(Entries with figure data)

## BEGIN

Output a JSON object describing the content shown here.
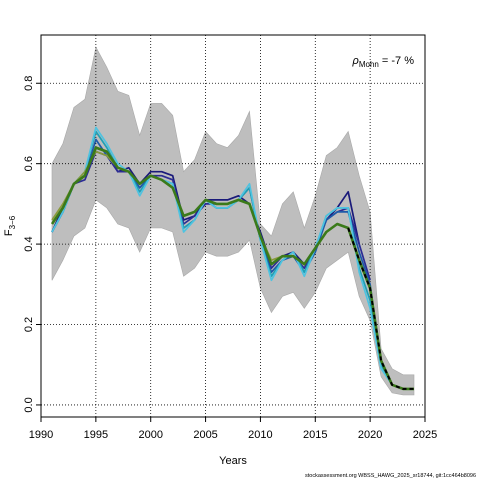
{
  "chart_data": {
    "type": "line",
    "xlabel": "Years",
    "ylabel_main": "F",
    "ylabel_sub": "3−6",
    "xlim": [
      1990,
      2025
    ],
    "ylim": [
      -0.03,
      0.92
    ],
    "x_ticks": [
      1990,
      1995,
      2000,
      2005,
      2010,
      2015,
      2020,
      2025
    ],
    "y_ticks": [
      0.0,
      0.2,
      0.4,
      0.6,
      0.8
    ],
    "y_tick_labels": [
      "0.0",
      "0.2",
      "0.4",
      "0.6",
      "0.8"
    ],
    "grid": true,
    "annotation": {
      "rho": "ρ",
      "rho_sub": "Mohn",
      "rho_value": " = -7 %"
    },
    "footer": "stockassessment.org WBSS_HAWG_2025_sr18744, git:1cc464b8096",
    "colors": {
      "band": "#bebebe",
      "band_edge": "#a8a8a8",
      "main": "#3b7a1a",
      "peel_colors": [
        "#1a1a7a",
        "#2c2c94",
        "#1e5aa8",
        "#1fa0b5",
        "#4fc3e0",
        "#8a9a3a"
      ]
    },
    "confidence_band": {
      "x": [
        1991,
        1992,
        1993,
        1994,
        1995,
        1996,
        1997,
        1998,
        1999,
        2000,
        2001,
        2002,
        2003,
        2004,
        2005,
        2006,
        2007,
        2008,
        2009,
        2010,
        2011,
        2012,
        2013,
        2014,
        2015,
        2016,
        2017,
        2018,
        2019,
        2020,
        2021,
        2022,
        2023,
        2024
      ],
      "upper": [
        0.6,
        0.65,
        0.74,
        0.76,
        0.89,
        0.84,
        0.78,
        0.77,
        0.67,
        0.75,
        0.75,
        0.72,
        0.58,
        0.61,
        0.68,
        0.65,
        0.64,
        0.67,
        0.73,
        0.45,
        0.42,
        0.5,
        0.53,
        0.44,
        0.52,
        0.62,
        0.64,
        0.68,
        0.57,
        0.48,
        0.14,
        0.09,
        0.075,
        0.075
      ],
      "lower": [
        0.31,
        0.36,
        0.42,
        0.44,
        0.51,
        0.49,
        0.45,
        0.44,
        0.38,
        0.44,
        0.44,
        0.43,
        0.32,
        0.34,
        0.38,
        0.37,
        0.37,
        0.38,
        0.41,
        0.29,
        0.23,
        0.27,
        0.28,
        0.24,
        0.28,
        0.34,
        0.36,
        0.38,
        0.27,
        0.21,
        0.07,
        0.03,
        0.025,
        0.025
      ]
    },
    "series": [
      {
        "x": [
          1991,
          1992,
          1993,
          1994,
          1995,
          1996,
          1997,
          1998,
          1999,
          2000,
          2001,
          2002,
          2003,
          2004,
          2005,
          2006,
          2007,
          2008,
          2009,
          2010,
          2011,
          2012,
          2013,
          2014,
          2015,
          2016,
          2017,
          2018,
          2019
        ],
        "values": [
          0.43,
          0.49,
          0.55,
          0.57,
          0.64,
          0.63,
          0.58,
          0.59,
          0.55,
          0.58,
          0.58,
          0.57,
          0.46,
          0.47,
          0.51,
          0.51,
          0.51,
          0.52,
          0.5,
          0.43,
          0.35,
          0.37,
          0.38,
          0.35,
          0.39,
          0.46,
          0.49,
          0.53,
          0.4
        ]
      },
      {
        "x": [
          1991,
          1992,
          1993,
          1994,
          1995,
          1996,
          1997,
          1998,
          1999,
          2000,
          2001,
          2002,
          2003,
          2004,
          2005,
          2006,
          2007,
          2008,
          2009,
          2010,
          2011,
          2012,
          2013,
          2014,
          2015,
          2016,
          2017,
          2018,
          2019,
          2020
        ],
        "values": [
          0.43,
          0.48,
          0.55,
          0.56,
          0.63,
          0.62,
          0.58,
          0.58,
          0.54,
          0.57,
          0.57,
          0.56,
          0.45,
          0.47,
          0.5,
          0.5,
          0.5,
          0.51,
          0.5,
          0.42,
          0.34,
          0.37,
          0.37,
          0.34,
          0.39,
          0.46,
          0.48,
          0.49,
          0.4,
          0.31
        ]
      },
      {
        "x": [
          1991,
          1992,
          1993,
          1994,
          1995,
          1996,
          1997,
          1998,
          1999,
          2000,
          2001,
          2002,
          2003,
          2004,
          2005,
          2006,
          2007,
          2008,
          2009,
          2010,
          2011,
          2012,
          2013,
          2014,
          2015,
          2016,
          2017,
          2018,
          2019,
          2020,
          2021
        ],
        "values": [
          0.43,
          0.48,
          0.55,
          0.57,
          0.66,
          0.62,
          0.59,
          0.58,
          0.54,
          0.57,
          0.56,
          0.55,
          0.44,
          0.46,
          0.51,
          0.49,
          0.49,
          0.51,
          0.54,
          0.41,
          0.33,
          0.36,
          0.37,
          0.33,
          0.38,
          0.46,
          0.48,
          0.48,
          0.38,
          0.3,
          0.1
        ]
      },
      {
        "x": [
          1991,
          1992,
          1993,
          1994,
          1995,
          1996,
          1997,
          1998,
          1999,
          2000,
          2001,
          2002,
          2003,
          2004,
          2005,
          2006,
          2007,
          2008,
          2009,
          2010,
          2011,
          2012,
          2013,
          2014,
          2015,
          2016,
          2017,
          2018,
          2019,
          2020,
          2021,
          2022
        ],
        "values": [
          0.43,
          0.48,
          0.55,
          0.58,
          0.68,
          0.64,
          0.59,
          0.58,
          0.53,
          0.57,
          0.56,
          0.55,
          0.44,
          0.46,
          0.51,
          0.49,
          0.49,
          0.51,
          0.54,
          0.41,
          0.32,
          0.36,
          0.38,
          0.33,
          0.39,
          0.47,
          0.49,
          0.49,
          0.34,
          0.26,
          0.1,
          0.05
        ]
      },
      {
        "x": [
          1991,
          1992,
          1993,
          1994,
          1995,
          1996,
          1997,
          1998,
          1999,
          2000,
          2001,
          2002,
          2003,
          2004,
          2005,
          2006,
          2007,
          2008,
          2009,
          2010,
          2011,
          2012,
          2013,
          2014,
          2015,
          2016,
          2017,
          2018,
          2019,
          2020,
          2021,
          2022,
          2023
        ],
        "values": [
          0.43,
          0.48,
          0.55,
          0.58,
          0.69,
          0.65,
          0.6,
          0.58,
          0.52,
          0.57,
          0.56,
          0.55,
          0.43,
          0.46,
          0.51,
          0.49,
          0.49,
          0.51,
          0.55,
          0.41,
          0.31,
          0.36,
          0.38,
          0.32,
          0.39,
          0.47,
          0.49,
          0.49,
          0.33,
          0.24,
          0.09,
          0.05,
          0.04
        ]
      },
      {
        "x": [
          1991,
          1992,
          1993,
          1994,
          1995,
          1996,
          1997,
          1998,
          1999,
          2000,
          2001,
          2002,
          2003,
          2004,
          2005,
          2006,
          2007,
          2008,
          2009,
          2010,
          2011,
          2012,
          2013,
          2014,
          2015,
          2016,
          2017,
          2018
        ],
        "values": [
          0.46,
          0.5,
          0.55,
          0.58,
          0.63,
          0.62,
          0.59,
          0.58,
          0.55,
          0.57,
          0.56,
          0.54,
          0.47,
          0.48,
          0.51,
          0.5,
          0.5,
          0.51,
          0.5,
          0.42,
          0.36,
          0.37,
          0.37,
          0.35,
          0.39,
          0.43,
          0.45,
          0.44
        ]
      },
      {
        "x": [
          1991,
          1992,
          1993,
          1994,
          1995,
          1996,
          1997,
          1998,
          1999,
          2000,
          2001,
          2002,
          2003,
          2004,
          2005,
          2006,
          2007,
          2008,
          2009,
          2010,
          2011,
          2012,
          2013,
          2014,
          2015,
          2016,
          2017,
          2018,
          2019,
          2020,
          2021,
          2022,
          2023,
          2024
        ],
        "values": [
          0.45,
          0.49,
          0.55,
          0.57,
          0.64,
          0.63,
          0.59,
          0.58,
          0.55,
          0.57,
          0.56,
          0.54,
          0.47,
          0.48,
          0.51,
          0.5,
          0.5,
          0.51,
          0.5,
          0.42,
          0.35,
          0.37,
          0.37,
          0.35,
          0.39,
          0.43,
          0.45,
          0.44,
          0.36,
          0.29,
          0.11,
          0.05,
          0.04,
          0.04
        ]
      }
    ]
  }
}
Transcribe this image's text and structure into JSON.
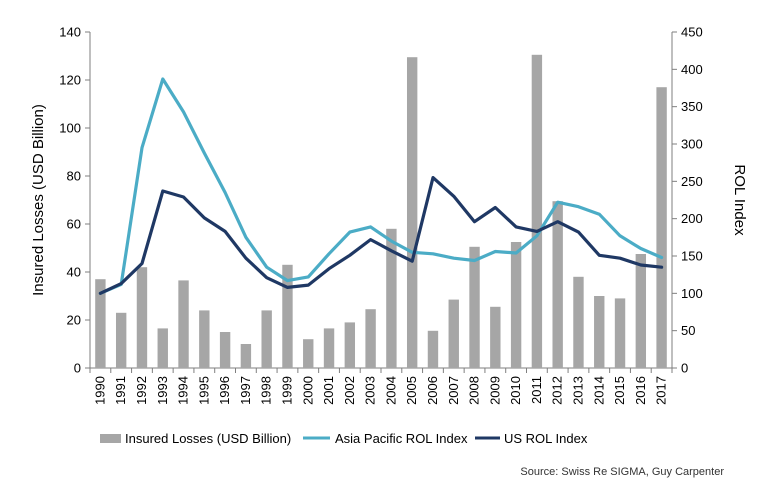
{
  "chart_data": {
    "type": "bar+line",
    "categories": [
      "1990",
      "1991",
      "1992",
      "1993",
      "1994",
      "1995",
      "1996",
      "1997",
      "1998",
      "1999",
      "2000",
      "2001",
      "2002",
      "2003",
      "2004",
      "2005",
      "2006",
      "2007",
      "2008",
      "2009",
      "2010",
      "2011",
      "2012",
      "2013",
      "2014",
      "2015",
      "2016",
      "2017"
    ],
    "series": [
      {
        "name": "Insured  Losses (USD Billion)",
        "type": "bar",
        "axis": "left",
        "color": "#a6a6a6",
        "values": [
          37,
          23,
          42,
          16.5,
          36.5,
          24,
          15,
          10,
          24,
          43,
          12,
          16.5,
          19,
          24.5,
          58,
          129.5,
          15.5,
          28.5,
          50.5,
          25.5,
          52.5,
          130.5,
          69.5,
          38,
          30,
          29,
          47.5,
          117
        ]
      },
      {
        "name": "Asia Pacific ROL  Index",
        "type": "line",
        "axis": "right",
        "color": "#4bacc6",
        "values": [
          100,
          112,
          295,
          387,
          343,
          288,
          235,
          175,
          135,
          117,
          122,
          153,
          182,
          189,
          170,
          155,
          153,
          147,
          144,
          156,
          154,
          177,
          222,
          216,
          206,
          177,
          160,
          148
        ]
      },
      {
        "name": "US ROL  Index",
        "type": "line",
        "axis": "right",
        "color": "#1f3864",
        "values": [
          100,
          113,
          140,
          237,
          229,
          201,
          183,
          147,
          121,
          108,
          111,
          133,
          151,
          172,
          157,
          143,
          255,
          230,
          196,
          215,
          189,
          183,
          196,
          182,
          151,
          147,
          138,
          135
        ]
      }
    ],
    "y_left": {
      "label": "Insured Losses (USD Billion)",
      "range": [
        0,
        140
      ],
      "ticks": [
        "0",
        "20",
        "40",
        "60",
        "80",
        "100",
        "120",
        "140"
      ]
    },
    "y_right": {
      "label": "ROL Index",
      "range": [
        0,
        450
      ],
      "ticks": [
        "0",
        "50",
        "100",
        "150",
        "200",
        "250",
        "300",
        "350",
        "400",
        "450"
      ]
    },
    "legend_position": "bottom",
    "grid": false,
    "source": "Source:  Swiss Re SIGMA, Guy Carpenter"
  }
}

## END
## BEGIN

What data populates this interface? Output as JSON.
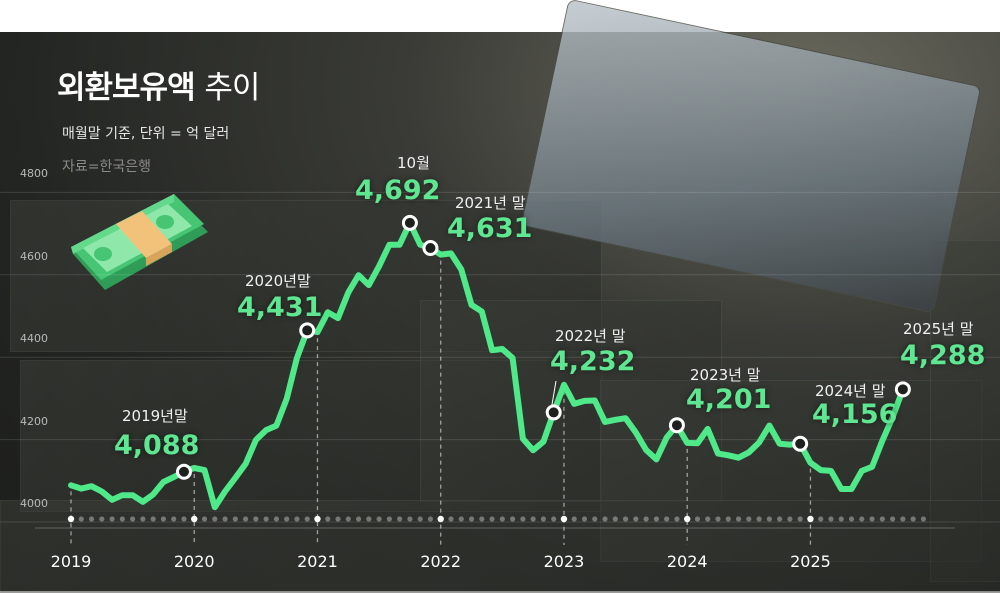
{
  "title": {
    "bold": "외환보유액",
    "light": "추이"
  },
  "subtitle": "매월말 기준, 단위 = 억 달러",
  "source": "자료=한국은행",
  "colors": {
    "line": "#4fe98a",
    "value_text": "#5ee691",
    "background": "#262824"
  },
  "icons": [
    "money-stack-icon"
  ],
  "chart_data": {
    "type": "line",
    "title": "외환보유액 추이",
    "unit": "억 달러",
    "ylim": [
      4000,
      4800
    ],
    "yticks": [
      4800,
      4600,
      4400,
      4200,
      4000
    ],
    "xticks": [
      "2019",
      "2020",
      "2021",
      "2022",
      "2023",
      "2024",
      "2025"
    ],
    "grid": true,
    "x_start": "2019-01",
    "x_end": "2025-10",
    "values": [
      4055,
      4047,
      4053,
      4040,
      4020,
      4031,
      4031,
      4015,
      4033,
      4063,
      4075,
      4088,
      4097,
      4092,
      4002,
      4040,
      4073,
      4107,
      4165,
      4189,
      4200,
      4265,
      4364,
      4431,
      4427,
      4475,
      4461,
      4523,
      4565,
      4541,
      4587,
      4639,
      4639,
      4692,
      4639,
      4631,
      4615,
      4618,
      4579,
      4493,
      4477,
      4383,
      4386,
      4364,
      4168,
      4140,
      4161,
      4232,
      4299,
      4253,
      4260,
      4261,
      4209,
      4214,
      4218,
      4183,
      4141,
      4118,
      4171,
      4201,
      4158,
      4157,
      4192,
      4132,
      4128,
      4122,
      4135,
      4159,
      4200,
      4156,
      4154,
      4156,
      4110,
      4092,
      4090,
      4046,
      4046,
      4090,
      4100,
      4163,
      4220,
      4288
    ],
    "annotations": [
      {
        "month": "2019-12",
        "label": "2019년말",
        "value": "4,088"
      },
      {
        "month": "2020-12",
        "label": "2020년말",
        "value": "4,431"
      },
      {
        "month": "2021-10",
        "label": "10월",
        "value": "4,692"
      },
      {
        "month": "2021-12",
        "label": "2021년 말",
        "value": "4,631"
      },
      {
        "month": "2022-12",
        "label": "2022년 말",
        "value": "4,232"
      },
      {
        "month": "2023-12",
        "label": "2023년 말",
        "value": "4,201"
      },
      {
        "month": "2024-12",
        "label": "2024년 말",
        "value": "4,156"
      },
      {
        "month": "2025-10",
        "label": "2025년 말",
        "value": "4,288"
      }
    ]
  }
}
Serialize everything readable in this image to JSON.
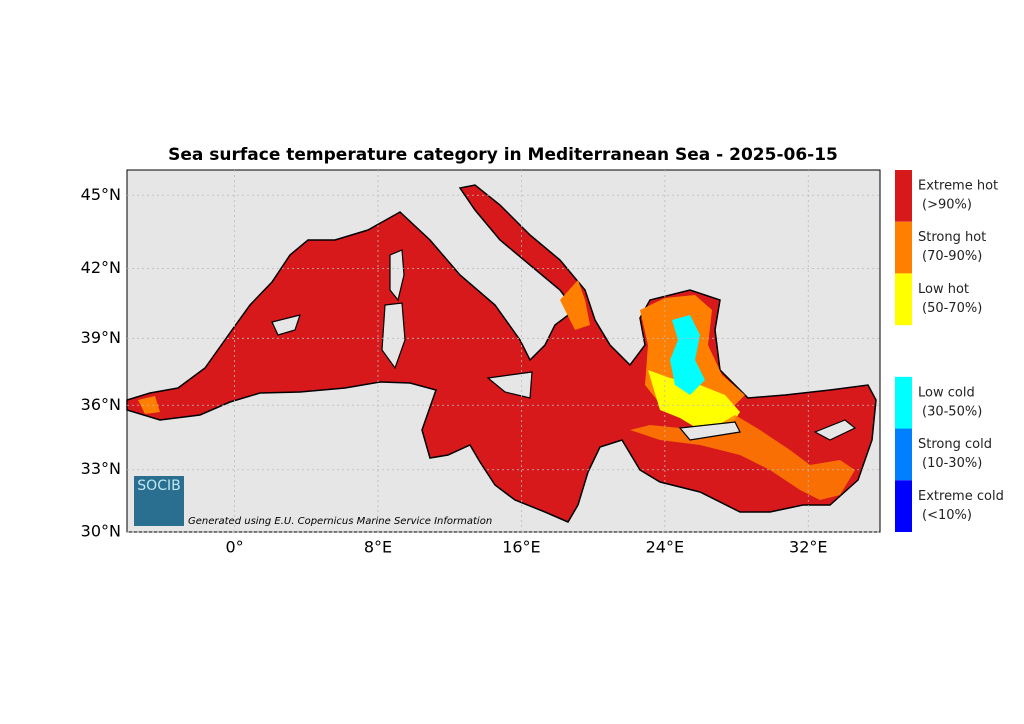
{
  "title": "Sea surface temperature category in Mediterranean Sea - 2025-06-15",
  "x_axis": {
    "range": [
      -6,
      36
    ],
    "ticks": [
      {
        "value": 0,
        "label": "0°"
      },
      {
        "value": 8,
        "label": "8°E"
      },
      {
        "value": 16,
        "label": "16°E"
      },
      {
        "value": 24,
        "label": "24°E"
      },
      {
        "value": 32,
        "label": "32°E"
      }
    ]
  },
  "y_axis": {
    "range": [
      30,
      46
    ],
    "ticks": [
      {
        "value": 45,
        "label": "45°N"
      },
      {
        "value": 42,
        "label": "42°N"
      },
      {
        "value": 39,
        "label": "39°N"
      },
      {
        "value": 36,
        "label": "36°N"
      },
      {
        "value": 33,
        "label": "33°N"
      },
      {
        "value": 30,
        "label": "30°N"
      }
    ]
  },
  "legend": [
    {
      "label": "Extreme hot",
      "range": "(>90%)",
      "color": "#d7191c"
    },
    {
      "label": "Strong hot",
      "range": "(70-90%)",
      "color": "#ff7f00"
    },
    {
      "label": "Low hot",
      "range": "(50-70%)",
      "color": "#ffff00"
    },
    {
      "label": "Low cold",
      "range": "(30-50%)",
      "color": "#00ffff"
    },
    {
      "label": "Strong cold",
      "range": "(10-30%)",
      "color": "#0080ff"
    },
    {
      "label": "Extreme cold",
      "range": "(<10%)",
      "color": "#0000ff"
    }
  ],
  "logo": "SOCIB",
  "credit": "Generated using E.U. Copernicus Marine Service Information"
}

## END
## BEGIN

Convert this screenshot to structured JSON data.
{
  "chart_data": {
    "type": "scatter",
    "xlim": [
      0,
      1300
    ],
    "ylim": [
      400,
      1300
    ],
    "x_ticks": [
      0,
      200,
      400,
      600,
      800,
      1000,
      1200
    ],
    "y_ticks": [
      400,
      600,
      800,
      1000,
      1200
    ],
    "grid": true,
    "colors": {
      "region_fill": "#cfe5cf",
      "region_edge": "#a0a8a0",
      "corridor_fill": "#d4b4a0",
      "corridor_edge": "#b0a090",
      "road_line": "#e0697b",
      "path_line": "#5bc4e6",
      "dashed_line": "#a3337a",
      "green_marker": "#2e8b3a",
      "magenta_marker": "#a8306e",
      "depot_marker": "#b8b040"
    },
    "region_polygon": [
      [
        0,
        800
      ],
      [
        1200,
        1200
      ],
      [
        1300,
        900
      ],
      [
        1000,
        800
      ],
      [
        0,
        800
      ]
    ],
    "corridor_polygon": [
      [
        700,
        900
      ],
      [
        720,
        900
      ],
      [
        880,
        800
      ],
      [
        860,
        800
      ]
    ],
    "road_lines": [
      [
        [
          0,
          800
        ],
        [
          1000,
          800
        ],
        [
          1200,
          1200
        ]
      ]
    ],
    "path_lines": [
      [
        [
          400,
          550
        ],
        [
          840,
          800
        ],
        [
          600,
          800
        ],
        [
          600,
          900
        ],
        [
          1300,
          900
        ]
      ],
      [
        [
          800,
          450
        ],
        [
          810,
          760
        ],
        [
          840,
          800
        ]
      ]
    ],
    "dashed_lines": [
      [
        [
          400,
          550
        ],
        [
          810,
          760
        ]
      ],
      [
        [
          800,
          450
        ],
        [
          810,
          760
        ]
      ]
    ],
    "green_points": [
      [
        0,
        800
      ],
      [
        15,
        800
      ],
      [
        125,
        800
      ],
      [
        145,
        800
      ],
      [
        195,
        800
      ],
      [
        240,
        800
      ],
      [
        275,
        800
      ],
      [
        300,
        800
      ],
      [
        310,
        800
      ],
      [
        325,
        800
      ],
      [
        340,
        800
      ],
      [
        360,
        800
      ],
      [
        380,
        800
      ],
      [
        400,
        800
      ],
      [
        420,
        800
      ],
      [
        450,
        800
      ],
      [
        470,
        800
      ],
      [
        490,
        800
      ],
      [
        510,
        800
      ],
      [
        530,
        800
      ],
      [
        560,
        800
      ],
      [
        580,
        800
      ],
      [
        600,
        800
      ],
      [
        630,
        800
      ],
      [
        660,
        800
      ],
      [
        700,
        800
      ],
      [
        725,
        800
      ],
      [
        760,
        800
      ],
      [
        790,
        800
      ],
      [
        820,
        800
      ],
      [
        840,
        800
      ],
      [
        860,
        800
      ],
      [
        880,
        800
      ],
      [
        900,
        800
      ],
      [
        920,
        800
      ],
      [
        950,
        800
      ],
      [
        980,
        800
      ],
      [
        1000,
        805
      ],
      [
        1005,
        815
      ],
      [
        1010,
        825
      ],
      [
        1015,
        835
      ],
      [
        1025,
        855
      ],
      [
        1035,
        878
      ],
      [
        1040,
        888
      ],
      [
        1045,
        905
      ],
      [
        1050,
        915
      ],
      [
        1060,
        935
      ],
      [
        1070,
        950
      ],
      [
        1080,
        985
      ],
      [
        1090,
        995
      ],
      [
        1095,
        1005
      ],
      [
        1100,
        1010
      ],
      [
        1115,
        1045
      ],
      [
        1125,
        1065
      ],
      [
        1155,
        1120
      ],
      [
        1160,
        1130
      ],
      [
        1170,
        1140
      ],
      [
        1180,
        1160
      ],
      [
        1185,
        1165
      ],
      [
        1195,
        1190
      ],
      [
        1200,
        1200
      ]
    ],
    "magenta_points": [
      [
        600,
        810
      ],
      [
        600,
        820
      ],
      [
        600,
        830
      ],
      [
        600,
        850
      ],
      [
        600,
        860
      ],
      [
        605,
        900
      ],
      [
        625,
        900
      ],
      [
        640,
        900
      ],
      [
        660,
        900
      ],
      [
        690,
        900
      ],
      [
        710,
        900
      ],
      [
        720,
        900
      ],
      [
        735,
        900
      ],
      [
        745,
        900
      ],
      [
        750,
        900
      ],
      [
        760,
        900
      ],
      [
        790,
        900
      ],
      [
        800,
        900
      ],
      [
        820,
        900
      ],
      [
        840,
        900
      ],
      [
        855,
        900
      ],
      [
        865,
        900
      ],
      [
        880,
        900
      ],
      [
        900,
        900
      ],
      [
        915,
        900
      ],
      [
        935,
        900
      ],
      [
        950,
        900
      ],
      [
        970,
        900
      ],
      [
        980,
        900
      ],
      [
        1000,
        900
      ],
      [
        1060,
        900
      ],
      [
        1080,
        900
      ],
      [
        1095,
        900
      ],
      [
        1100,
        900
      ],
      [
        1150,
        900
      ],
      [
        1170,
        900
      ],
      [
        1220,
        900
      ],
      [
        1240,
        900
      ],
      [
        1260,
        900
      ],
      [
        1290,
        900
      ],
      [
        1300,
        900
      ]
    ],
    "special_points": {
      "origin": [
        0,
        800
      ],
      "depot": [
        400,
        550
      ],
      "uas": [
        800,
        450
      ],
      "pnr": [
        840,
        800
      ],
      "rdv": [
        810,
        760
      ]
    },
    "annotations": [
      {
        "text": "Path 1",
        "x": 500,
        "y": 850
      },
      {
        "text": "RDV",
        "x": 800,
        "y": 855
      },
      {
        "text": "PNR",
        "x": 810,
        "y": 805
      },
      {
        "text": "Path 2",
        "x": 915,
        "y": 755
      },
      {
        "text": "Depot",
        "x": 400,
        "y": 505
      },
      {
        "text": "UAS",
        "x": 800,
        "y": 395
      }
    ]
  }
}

## END

Which lines of the data above contain "Billion"? Copy each one.

        "name": "Insured  Losses (USD Billion)",
      "label": "Insured Losses (USD Billion)",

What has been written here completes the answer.